## Begin Given entries
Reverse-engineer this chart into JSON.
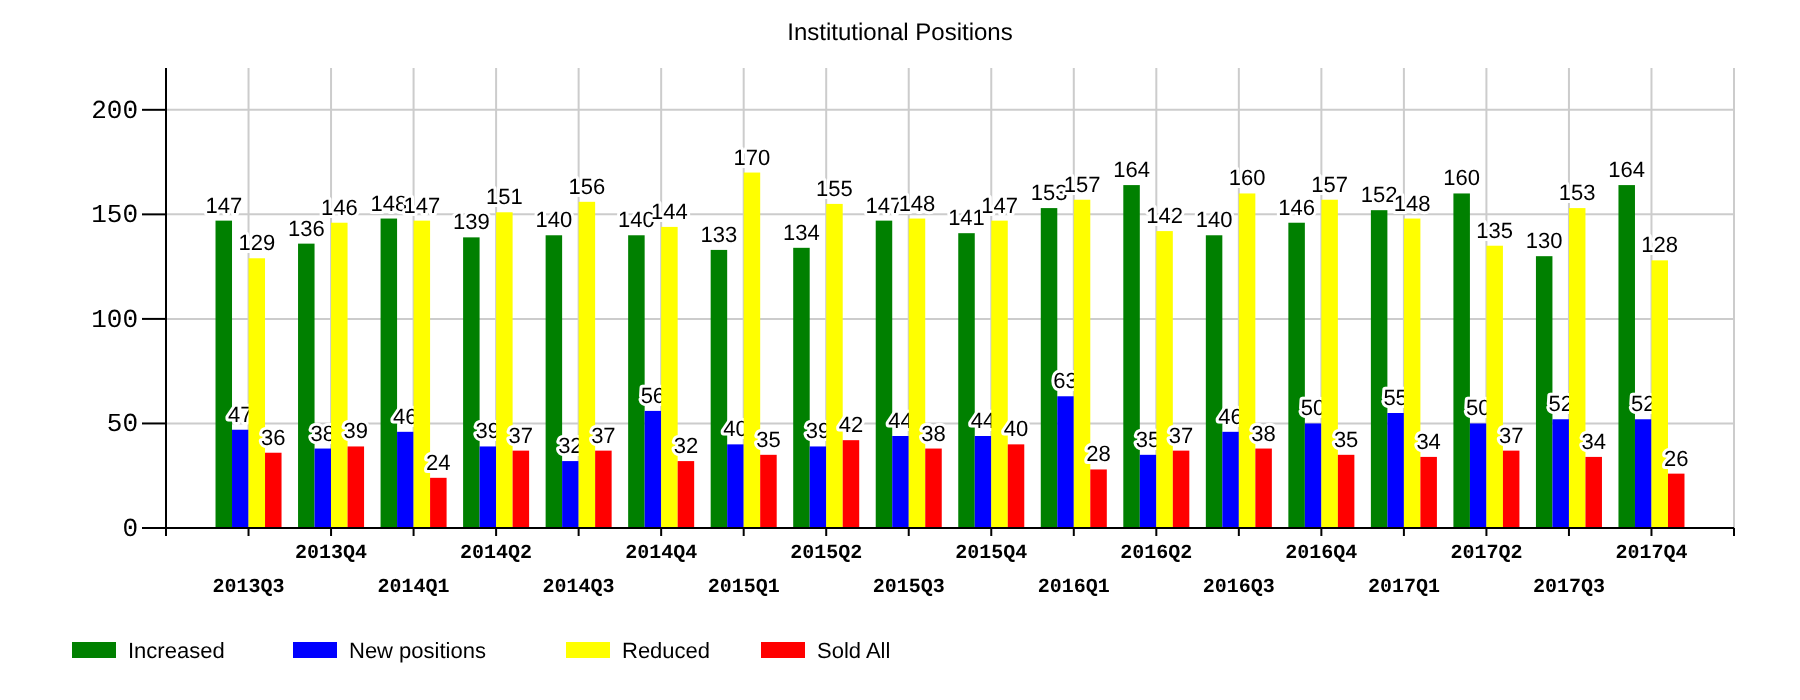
{
  "chart_data": {
    "type": "bar",
    "title": "Institutional Positions",
    "categories": [
      "2013Q3",
      "2013Q4",
      "2014Q1",
      "2014Q2",
      "2014Q3",
      "2014Q4",
      "2015Q1",
      "2015Q2",
      "2015Q3",
      "2015Q4",
      "2016Q1",
      "2016Q2",
      "2016Q3",
      "2016Q4",
      "2017Q1",
      "2017Q2",
      "2017Q3",
      "2017Q4"
    ],
    "series": [
      {
        "name": "Increased",
        "color": "#008000",
        "values": [
          147,
          136,
          148,
          139,
          140,
          140,
          133,
          134,
          147,
          141,
          153,
          164,
          140,
          146,
          152,
          160,
          130,
          164
        ]
      },
      {
        "name": "New positions",
        "color": "#0000ff",
        "values": [
          47,
          38,
          46,
          39,
          32,
          56,
          40,
          39,
          44,
          44,
          63,
          35,
          46,
          50,
          55,
          50,
          52,
          52
        ]
      },
      {
        "name": "Reduced",
        "color": "#ffff00",
        "values": [
          129,
          146,
          147,
          151,
          156,
          144,
          170,
          155,
          148,
          147,
          157,
          142,
          160,
          157,
          148,
          135,
          153,
          128
        ]
      },
      {
        "name": "Sold All",
        "color": "#ff0000",
        "values": [
          36,
          39,
          24,
          37,
          37,
          32,
          35,
          42,
          38,
          40,
          28,
          37,
          38,
          35,
          34,
          37,
          34,
          26
        ]
      }
    ],
    "ylim": [
      0,
      220
    ],
    "yticks": [
      0,
      50,
      100,
      150,
      200
    ],
    "grid": true,
    "data_labels": true,
    "legend": "bottom left"
  }
}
## End Given entries
• [What to produce]:
Reproduce the material above verbatim; omit every picture.

• [Answer to the task]:
Reverse-engineer this chart into JSON.
{
  "chart_data": {
    "type": "bar",
    "title": "Institutional Positions",
    "categories": [
      "2013Q3",
      "2013Q4",
      "2014Q1",
      "2014Q2",
      "2014Q3",
      "2014Q4",
      "2015Q1",
      "2015Q2",
      "2015Q3",
      "2015Q4",
      "2016Q1",
      "2016Q2",
      "2016Q3",
      "2016Q4",
      "2017Q1",
      "2017Q2",
      "2017Q3",
      "2017Q4"
    ],
    "series": [
      {
        "name": "Increased",
        "color": "#008000",
        "values": [
          147,
          136,
          148,
          139,
          140,
          140,
          133,
          134,
          147,
          141,
          153,
          164,
          140,
          146,
          152,
          160,
          130,
          164
        ]
      },
      {
        "name": "New positions",
        "color": "#0000ff",
        "values": [
          47,
          38,
          46,
          39,
          32,
          56,
          40,
          39,
          44,
          44,
          63,
          35,
          46,
          50,
          55,
          50,
          52,
          52
        ]
      },
      {
        "name": "Reduced",
        "color": "#ffff00",
        "values": [
          129,
          146,
          147,
          151,
          156,
          144,
          170,
          155,
          148,
          147,
          157,
          142,
          160,
          157,
          148,
          135,
          153,
          128
        ]
      },
      {
        "name": "Sold All",
        "color": "#ff0000",
        "values": [
          36,
          39,
          24,
          37,
          37,
          32,
          35,
          42,
          38,
          40,
          28,
          37,
          38,
          35,
          34,
          37,
          34,
          26
        ]
      }
    ],
    "ylim": [
      0,
      220
    ],
    "yticks": [
      0,
      50,
      100,
      150,
      200
    ],
    "grid": true,
    "data_labels": true,
    "legend": "bottom left"
  }
}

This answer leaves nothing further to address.